** START INPUT DATA **
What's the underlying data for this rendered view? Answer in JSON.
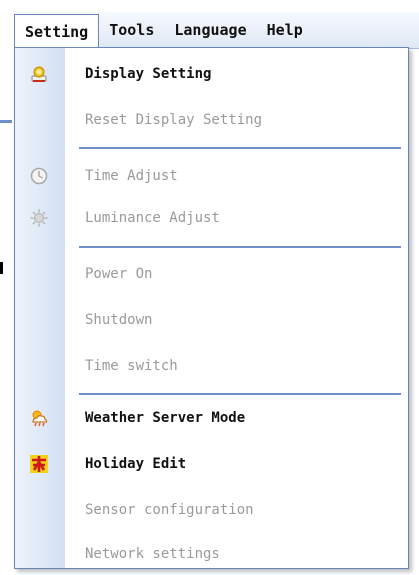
{
  "menubar": {
    "items": [
      "Setting",
      "Tools",
      "Language",
      "Help"
    ]
  },
  "menu": {
    "items": [
      {
        "label": "Display Setting",
        "enabled": true
      },
      {
        "label": "Reset Display Setting",
        "enabled": false
      },
      {
        "label": "Time Adjust",
        "enabled": false
      },
      {
        "label": "Luminance Adjust",
        "enabled": false
      },
      {
        "label": "Power On",
        "enabled": false
      },
      {
        "label": "Shutdown",
        "enabled": false
      },
      {
        "label": "Time switch",
        "enabled": false
      },
      {
        "label": "Weather Server Mode",
        "enabled": true
      },
      {
        "label": "Holiday Edit",
        "enabled": true
      },
      {
        "label": "Sensor configuration",
        "enabled": false
      },
      {
        "label": "Network settings",
        "enabled": false
      }
    ]
  },
  "colors": {
    "accent_border": "#6a86b8",
    "separator": "#6f8fc7",
    "disabled_text": "#9a9a9a"
  }
}
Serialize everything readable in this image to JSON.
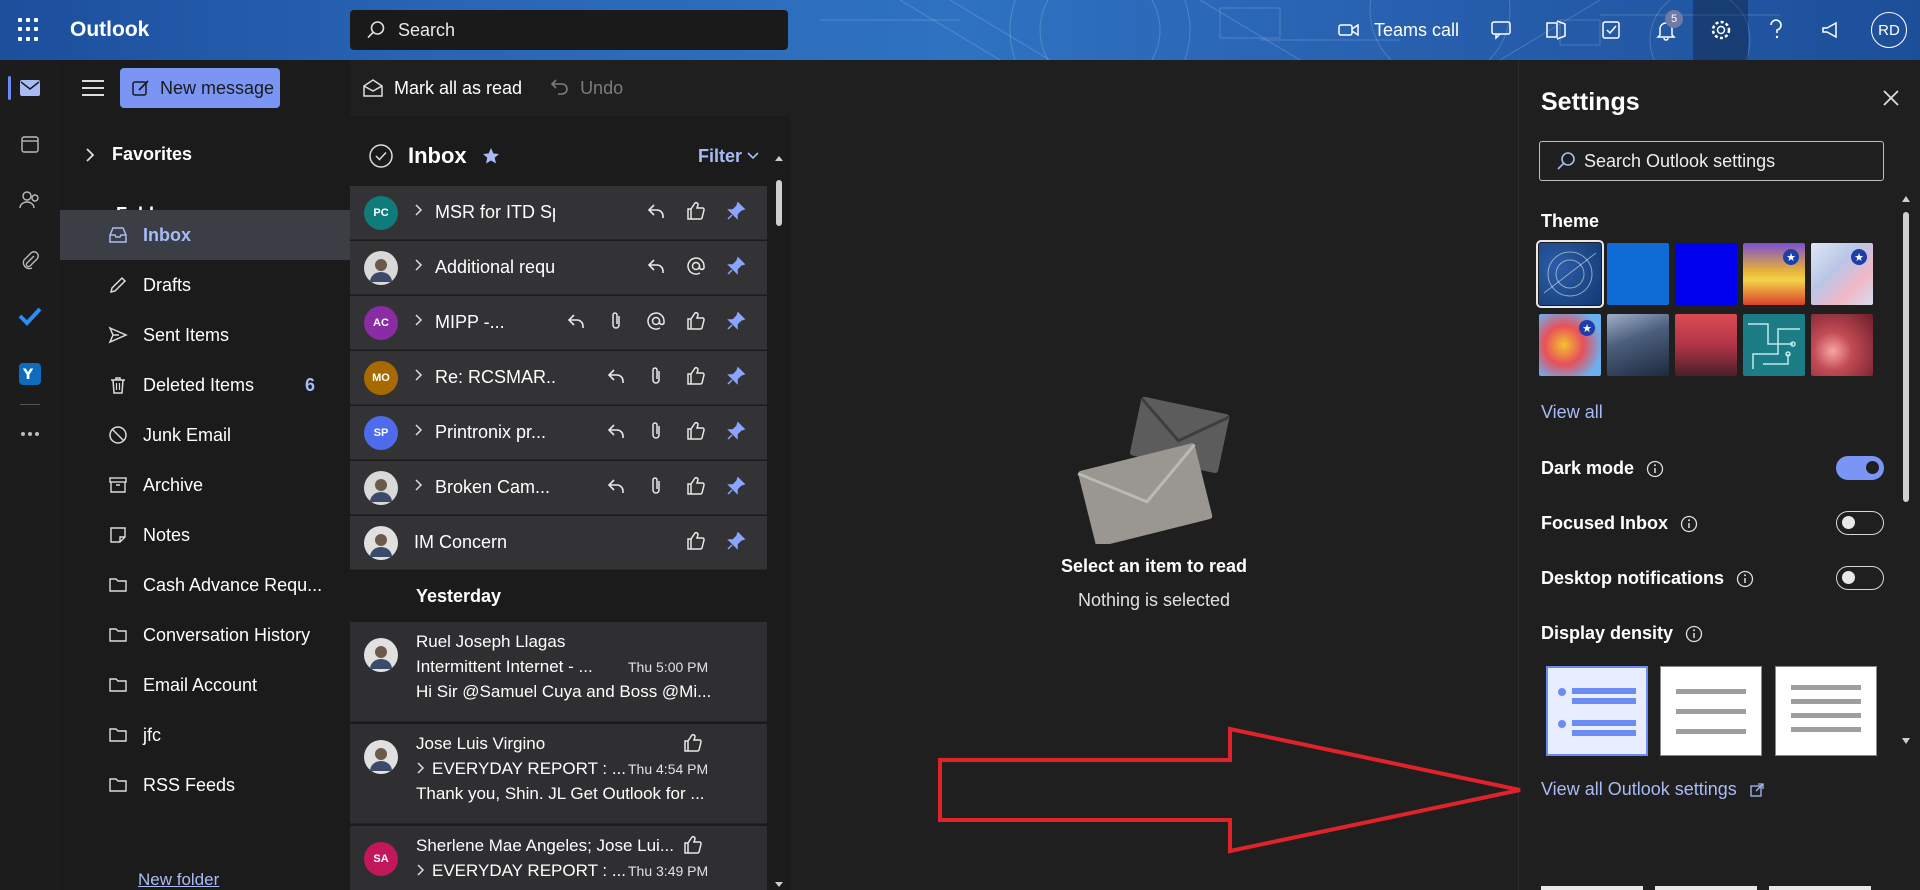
{
  "topbar": {
    "app_name": "Outlook",
    "search_placeholder": "Search",
    "teams_call": "Teams call",
    "notification_count": "5",
    "user_initials": "RD"
  },
  "folder_pane": {
    "new_message": "New message",
    "favorites": "Favorites",
    "folders": "Folders",
    "items": [
      {
        "label": "Inbox",
        "icon": "inbox-icon"
      },
      {
        "label": "Drafts",
        "icon": "pencil-icon"
      },
      {
        "label": "Sent Items",
        "icon": "send-icon"
      },
      {
        "label": "Deleted Items",
        "icon": "trash-icon",
        "count": "6"
      },
      {
        "label": "Junk Email",
        "icon": "block-icon"
      },
      {
        "label": "Archive",
        "icon": "archive-icon"
      },
      {
        "label": "Notes",
        "icon": "note-icon"
      },
      {
        "label": "Cash Advance Requ...",
        "icon": "folder-icon"
      },
      {
        "label": "Conversation History",
        "icon": "folder-icon"
      },
      {
        "label": "Email Account",
        "icon": "folder-icon"
      },
      {
        "label": "jfc",
        "icon": "folder-icon"
      },
      {
        "label": "RSS Feeds",
        "icon": "folder-icon"
      }
    ],
    "new_folder": "New folder"
  },
  "commands": {
    "mark_all_read": "Mark all as read",
    "undo": "Undo"
  },
  "message_list": {
    "title": "Inbox",
    "filter": "Filter",
    "pinned": [
      {
        "initials": "PC",
        "color": "#0f7b7b",
        "subject": "MSR for ITD Spar..."
      },
      {
        "initials": "",
        "color": "#d9d9d9",
        "subject": "Additional reques..."
      },
      {
        "initials": "AC",
        "color": "#8a2ca3",
        "subject": "MIPP -..."
      },
      {
        "initials": "MO",
        "color": "#a66a00",
        "subject": "Re: RCSMAR..."
      },
      {
        "initials": "SP",
        "color": "#4f6bed",
        "subject": "Printronix pr..."
      },
      {
        "initials": "",
        "color": "#d9d9d9",
        "subject": "Broken Cam..."
      },
      {
        "initials": "",
        "color": "#e0e0e0",
        "subject": "IM Concern"
      }
    ],
    "yesterday_label": "Yesterday",
    "recent": [
      {
        "initials": "",
        "color": "#e0e0e0",
        "sender": "Ruel Joseph Llagas",
        "subject": "Intermittent Internet - ...",
        "time": "Thu 5:00 PM",
        "preview": "Hi Sir @Samuel Cuya and Boss @Mi..."
      },
      {
        "initials": "",
        "color": "#e0e0e0",
        "sender": "Jose Luis Virgino",
        "subject": "EVERYDAY REPORT : ...",
        "time": "Thu 4:54 PM",
        "preview": "Thank you, Shin. JL Get Outlook for ..."
      },
      {
        "initials": "SA",
        "color": "#c2185b",
        "sender": "Sherlene Mae Angeles; Jose Lui...",
        "subject": "EVERYDAY REPORT : ...",
        "time": "Thu 3:49 PM",
        "preview": ""
      }
    ]
  },
  "reading_pane": {
    "title": "Select an item to read",
    "subtitle": "Nothing is selected"
  },
  "settings": {
    "title": "Settings",
    "search_placeholder": "Search Outlook settings",
    "theme_label": "Theme",
    "view_all": "View all",
    "dark_mode": "Dark mode",
    "dark_mode_on": true,
    "focused_inbox": "Focused Inbox",
    "focused_inbox_on": false,
    "desktop_notifications": "Desktop notifications",
    "desktop_notifications_on": false,
    "display_density": "Display density",
    "view_all_outlook": "View all Outlook settings"
  },
  "colors": {
    "accent": "#7b95f5",
    "accent_text": "#a9bbf7",
    "annotation_arrow": "#e0222a"
  }
}
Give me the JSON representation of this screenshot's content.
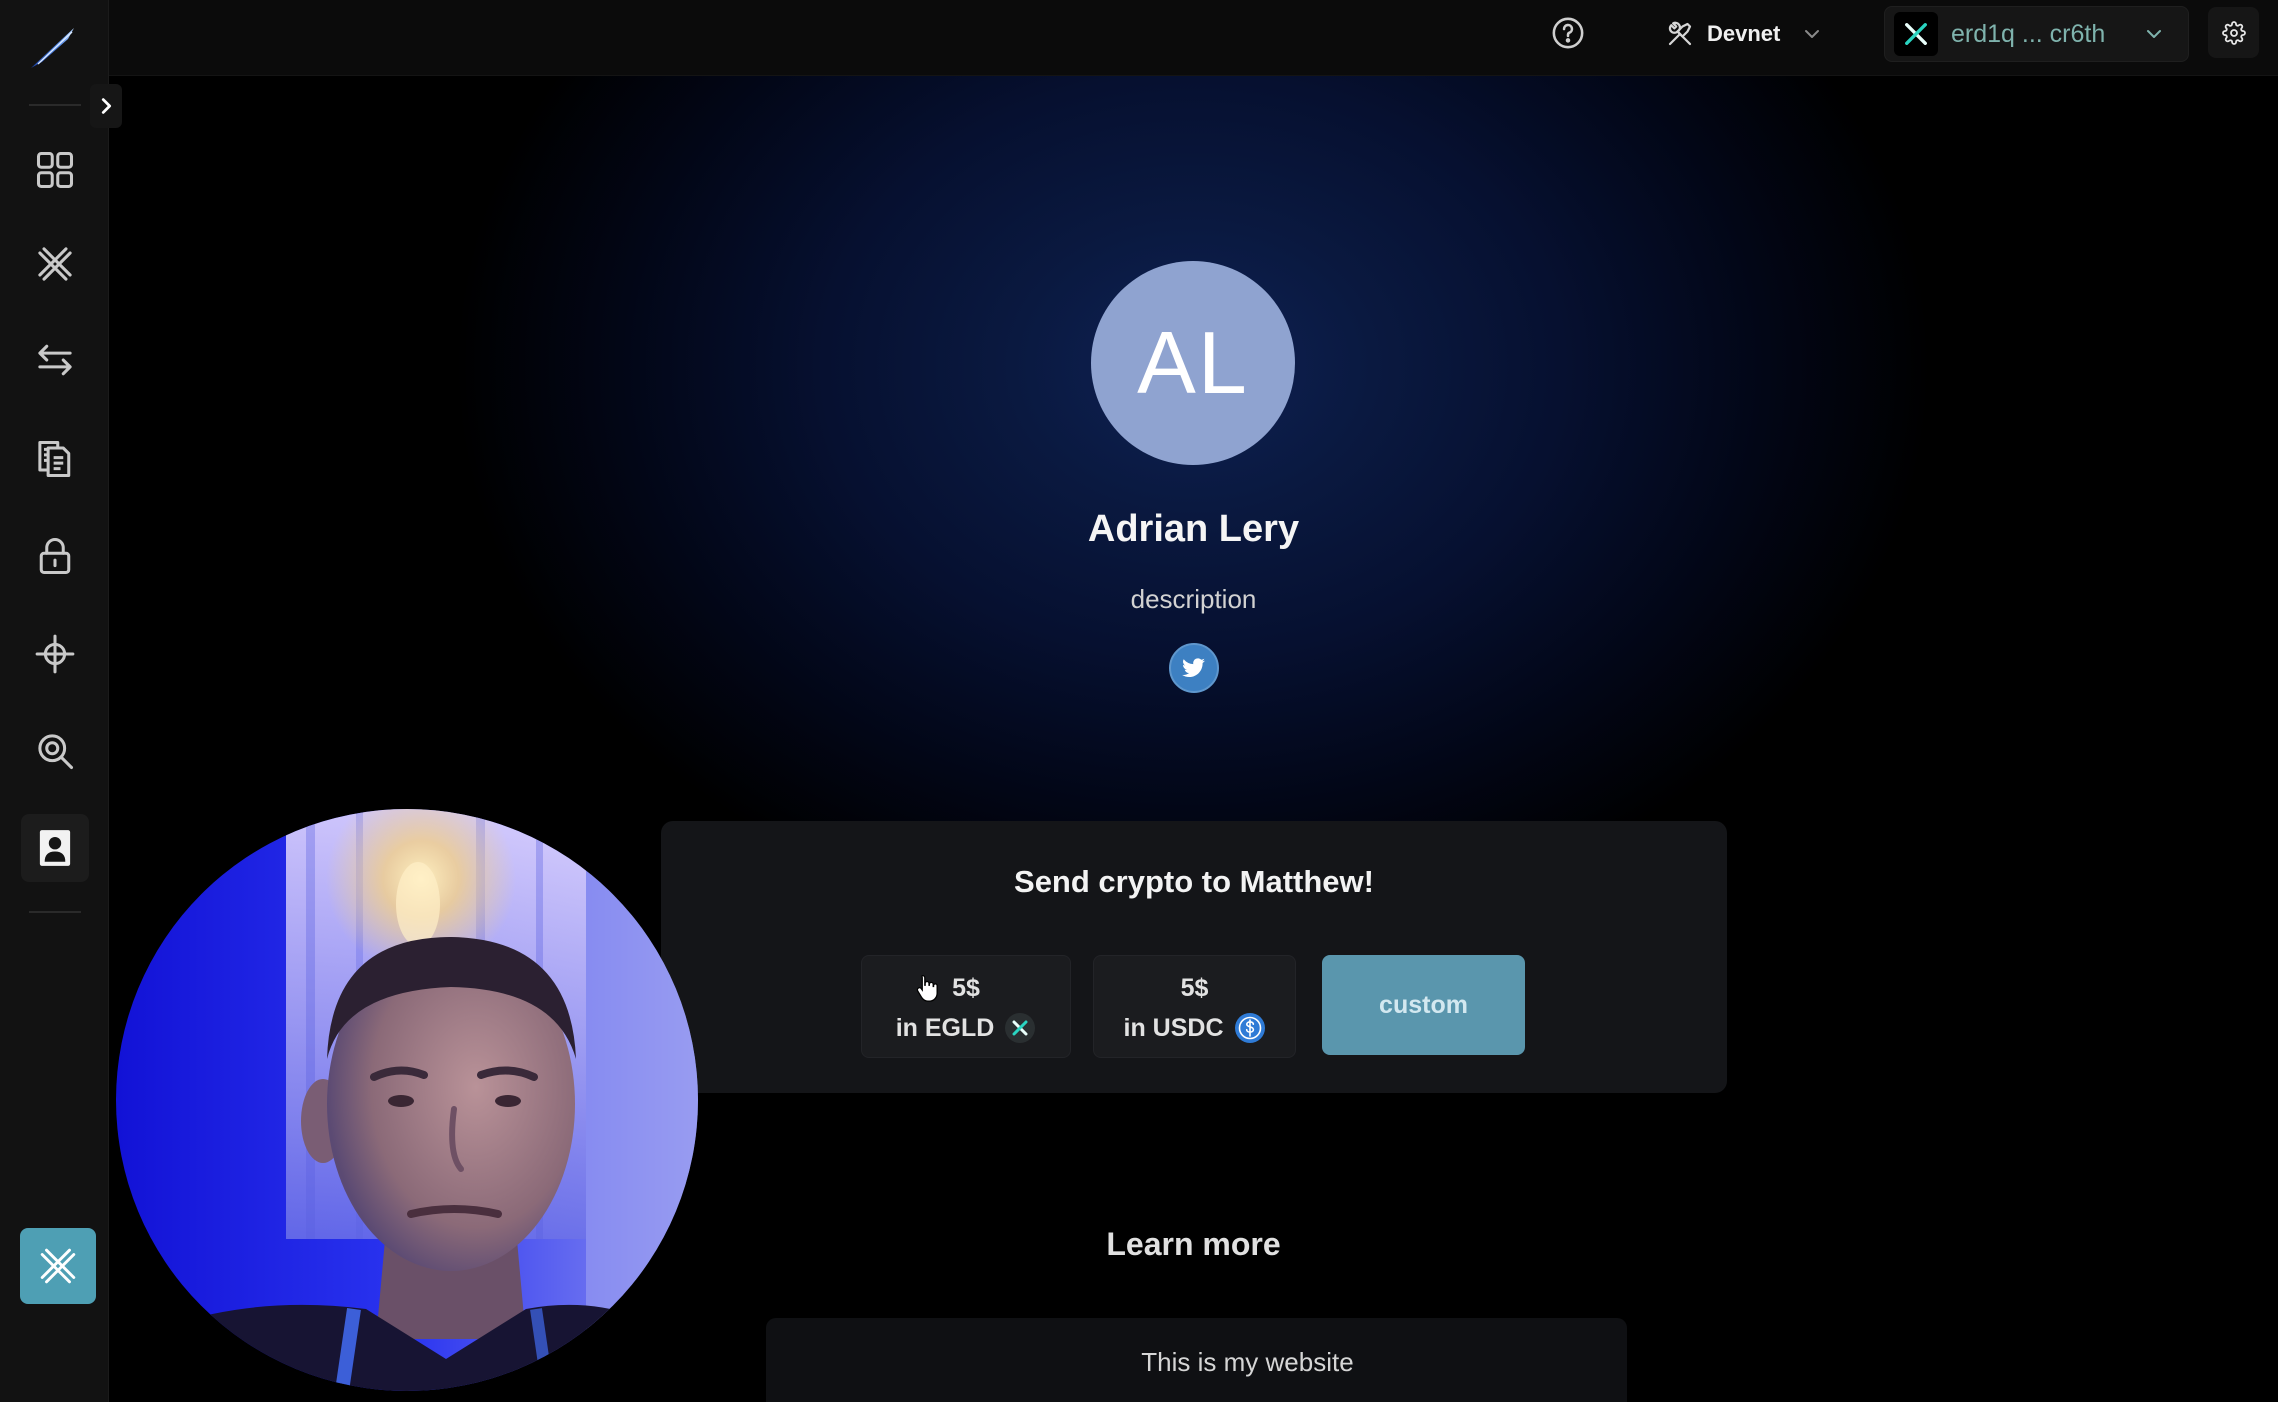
** END INPUT DATA **
- TASK DETAILS
Go through the data above and transcribe it in full, omitting any image.

- RESULT OF THE EXERCISE
What's the underlying data for this rendered view? Answer in JSON.
{
  "menubar": {
    "items": [
      "Setting",
      "Tools",
      "Language",
      "Help"
    ]
  },
  "menu": {
    "items": [
      {
        "label": "Display Setting",
        "enabled": true
      },
      {
        "label": "Reset Display Setting",
        "enabled": false
      },
      {
        "label": "Time Adjust",
        "enabled": false
      },
      {
        "label": "Luminance Adjust",
        "enabled": false
      },
      {
        "label": "Power On",
        "enabled": false
      },
      {
        "label": "Shutdown",
        "enabled": false
      },
      {
        "label": "Time switch",
        "enabled": false
      },
      {
        "label": "Weather Server Mode",
        "enabled": true
      },
      {
        "label": "Holiday Edit",
        "enabled": true
      },
      {
        "label": "Sensor configuration",
        "enabled": false
      },
      {
        "label": "Network settings",
        "enabled": false
      }
    ]
  },
  "colors": {
    "accent_border": "#6a86b8",
    "separator": "#6f8fc7",
    "disabled_text": "#9a9a9a"
  }
}
Serialize everything readable in this image to JSON.
{
  "topbar": {
    "app_name": "Outlook",
    "search_placeholder": "Search",
    "teams_call": "Teams call",
    "notification_count": "5",
    "user_initials": "RD"
  },
  "folder_pane": {
    "new_message": "New message",
    "favorites": "Favorites",
    "folders": "Folders",
    "items": [
      {
        "label": "Inbox",
        "icon": "inbox-icon"
      },
      {
        "label": "Drafts",
        "icon": "pencil-icon"
      },
      {
        "label": "Sent Items",
        "icon": "send-icon"
      },
      {
        "label": "Deleted Items",
        "icon": "trash-icon",
        "count": "6"
      },
      {
        "label": "Junk Email",
        "icon": "block-icon"
      },
      {
        "label": "Archive",
        "icon": "archive-icon"
      },
      {
        "label": "Notes",
        "icon": "note-icon"
      },
      {
        "label": "Cash Advance Requ...",
        "icon": "folder-icon"
      },
      {
        "label": "Conversation History",
        "icon": "folder-icon"
      },
      {
        "label": "Email Account",
        "icon": "folder-icon"
      },
      {
        "label": "jfc",
        "icon": "folder-icon"
      },
      {
        "label": "RSS Feeds",
        "icon": "folder-icon"
      }
    ],
    "new_folder": "New folder"
  },
  "commands": {
    "mark_all_read": "Mark all as read",
    "undo": "Undo"
  },
  "message_list": {
    "title": "Inbox",
    "filter": "Filter",
    "pinned": [
      {
        "initials": "PC",
        "color": "#0f7b7b",
        "subject": "MSR for ITD Spar..."
      },
      {
        "initials": "",
        "color": "#d9d9d9",
        "subject": "Additional reques..."
      },
      {
        "initials": "AC",
        "color": "#8a2ca3",
        "subject": "MIPP -..."
      },
      {
        "initials": "MO",
        "color": "#a66a00",
        "subject": "Re: RCSMAR..."
      },
      {
        "initials": "SP",
        "color": "#4f6bed",
        "subject": "Printronix pr..."
      },
      {
        "initials": "",
        "color": "#d9d9d9",
        "subject": "Broken Cam..."
      },
      {
        "initials": "",
        "color": "#e0e0e0",
        "subject": "IM Concern"
      }
    ],
    "yesterday_label": "Yesterday",
    "recent": [
      {
        "initials": "",
        "color": "#e0e0e0",
        "sender": "Ruel Joseph Llagas",
        "subject": "Intermittent Internet - ...",
        "time": "Thu 5:00 PM",
        "preview": "Hi Sir @Samuel Cuya and Boss @Mi..."
      },
      {
        "initials": "",
        "color": "#e0e0e0",
        "sender": "Jose Luis Virgino",
        "subject": "EVERYDAY REPORT : ...",
        "time": "Thu 4:54 PM",
        "preview": "Thank you, Shin. JL Get Outlook for ..."
      },
      {
        "initials": "SA",
        "color": "#c2185b",
        "sender": "Sherlene Mae Angeles; Jose Lui...",
        "subject": "EVERYDAY REPORT : ...",
        "time": "Thu 3:49 PM",
        "preview": ""
      }
    ]
  },
  "reading_pane": {
    "title": "Select an item to read",
    "subtitle": "Nothing is selected"
  },
  "settings": {
    "title": "Settings",
    "search_placeholder": "Search Outlook settings",
    "theme_label": "Theme",
    "view_all": "View all",
    "dark_mode": "Dark mode",
    "dark_mode_on": true,
    "focused_inbox": "Focused Inbox",
    "focused_inbox_on": false,
    "desktop_notifications": "Desktop notifications",
    "desktop_notifications_on": false,
    "display_density": "Display density",
    "view_all_outlook": "View all Outlook settings"
  },
  "colors": {
    "accent": "#7b95f5",
    "accent_text": "#a9bbf7",
    "annotation_arrow": "#e0222a"
  }
}
Give me the JSON representation of this screenshot's content.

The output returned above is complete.